Data entries
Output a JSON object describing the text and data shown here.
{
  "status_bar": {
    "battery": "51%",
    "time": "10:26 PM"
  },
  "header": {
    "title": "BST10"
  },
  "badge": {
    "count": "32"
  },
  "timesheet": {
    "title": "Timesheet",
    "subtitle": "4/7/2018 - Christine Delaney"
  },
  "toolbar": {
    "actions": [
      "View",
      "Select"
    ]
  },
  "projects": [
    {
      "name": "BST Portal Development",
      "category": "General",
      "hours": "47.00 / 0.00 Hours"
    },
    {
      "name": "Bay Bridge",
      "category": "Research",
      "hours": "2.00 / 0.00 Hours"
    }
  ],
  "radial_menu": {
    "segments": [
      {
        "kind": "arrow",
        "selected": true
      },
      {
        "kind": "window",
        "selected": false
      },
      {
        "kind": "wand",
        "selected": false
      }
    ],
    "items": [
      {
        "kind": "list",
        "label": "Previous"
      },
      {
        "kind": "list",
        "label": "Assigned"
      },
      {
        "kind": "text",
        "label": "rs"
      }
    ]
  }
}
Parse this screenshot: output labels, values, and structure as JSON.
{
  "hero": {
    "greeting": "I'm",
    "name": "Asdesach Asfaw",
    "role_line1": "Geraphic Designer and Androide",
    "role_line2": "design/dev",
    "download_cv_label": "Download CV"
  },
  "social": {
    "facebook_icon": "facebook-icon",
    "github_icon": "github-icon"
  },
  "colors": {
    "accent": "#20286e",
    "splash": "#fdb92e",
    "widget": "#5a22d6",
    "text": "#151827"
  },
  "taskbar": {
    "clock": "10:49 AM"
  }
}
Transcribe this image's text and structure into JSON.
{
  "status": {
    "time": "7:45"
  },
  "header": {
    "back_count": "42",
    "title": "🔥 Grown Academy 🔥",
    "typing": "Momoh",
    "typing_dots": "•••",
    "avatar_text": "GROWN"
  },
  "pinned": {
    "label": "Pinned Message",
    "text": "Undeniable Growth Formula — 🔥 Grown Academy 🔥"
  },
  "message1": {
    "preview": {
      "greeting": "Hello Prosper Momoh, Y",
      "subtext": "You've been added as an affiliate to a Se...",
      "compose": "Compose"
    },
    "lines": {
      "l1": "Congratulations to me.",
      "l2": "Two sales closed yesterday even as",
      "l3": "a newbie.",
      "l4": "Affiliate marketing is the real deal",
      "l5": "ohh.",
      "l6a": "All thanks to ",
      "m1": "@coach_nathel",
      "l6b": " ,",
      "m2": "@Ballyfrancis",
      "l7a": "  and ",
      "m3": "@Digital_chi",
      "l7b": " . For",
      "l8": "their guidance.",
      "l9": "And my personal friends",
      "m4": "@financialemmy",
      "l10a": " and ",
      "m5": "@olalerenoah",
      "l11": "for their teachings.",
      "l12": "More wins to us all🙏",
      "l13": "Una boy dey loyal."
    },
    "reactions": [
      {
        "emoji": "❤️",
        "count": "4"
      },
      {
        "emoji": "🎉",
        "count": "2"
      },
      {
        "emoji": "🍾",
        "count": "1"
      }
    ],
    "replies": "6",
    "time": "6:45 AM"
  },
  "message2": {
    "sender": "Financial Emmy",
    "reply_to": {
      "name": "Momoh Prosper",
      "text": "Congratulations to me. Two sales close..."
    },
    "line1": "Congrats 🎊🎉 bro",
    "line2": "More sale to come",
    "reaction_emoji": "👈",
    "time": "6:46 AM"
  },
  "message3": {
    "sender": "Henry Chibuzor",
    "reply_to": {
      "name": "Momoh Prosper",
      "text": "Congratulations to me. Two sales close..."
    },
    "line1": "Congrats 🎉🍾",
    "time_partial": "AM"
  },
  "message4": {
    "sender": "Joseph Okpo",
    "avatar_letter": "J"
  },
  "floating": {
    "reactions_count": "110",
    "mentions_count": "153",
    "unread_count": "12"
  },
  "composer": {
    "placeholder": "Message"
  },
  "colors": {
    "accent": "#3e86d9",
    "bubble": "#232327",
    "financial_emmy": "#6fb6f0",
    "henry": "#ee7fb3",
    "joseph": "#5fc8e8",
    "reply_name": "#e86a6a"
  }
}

= SHORT EXERCISE =
Transcribe the data. Leave every line exactly as it is.

= SOLUTION TO THE PROBLEM =
Output a JSON object describing the text and data shown here.
{
  "status_bar": {
    "battery": "51%",
    "time": "10:26 PM"
  },
  "header": {
    "title": "BST10"
  },
  "badge": {
    "count": "32"
  },
  "timesheet": {
    "title": "Timesheet",
    "subtitle": "4/7/2018 - Christine Delaney"
  },
  "toolbar": {
    "actions": [
      "View",
      "Select"
    ]
  },
  "projects": [
    {
      "name": "BST Portal Development",
      "category": "General",
      "hours": "47.00 / 0.00 Hours"
    },
    {
      "name": "Bay Bridge",
      "category": "Research",
      "hours": "2.00 / 0.00 Hours"
    }
  ],
  "radial_menu": {
    "segments": [
      {
        "kind": "arrow",
        "selected": true
      },
      {
        "kind": "window",
        "selected": false
      },
      {
        "kind": "wand",
        "selected": false
      }
    ],
    "items": [
      {
        "kind": "list",
        "label": "Previous"
      },
      {
        "kind": "list",
        "label": "Assigned"
      },
      {
        "kind": "text",
        "label": "rs"
      }
    ]
  }
}
Parse this screenshot: output labels, values, and structure as JSON.
{
  "hero": {
    "greeting": "I'm",
    "name": "Asdesach Asfaw",
    "role_line1": "Geraphic Designer and Androide",
    "role_line2": "design/dev",
    "download_cv_label": "Download CV"
  },
  "social": {
    "facebook_icon": "facebook-icon",
    "github_icon": "github-icon"
  },
  "colors": {
    "accent": "#20286e",
    "splash": "#fdb92e",
    "widget": "#5a22d6",
    "text": "#151827"
  },
  "taskbar": {
    "clock": "10:49 AM"
  }
}
Transcribe this image's text and structure into JSON.
{
  "status": {
    "time": "7:45"
  },
  "header": {
    "back_count": "42",
    "title": "🔥 Grown Academy 🔥",
    "typing": "Momoh",
    "typing_dots": "•••",
    "avatar_text": "GROWN"
  },
  "pinned": {
    "label": "Pinned Message",
    "text": "Undeniable Growth Formula — 🔥 Grown Academy 🔥"
  },
  "message1": {
    "preview": {
      "greeting": "Hello Prosper Momoh, Y",
      "subtext": "You've been added as an affiliate to a Se...",
      "compose": "Compose"
    },
    "lines": {
      "l1": "Congratulations to me.",
      "l2": "Two sales closed yesterday even as",
      "l3": "a newbie.",
      "l4": "Affiliate marketing is the real deal",
      "l5": "ohh.",
      "l6a": "All thanks to ",
      "m1": "@coach_nathel",
      "l6b": " ,",
      "m2": "@Ballyfrancis",
      "l7a": "  and ",
      "m3": "@Digital_chi",
      "l7b": " . For",
      "l8": "their guidance.",
      "l9": "And my personal friends",
      "m4": "@financialemmy",
      "l10a": " and ",
      "m5": "@olalerenoah",
      "l11": "for their teachings.",
      "l12": "More wins to us all🙏",
      "l13": "Una boy dey loyal."
    },
    "reactions": [
      {
        "emoji": "❤️",
        "count": "4"
      },
      {
        "emoji": "🎉",
        "count": "2"
      },
      {
        "emoji": "🍾",
        "count": "1"
      }
    ],
    "replies": "6",
    "time": "6:45 AM"
  },
  "message2": {
    "sender": "Financial Emmy",
    "reply_to": {
      "name": "Momoh Prosper",
      "text": "Congratulations to me. Two sales close..."
    },
    "line1": "Congrats 🎊🎉 bro",
    "line2": "More sale to come",
    "reaction_emoji": "👈",
    "time": "6:46 AM"
  },
  "message3": {
    "sender": "Henry Chibuzor",
    "reply_to": {
      "name": "Momoh Prosper",
      "text": "Congratulations to me. Two sales close..."
    },
    "line1": "Congrats 🎉🍾",
    "time_partial": "AM"
  },
  "message4": {
    "sender": "Joseph Okpo",
    "avatar_letter": "J"
  },
  "floating": {
    "reactions_count": "110",
    "mentions_count": "153",
    "unread_count": "12"
  },
  "composer": {
    "placeholder": "Message"
  },
  "colors": {
    "accent": "#3e86d9",
    "bubble": "#232327",
    "financial_emmy": "#6fb6f0",
    "henry": "#ee7fb3",
    "joseph": "#5fc8e8",
    "reply_name": "#e86a6a"
  }
}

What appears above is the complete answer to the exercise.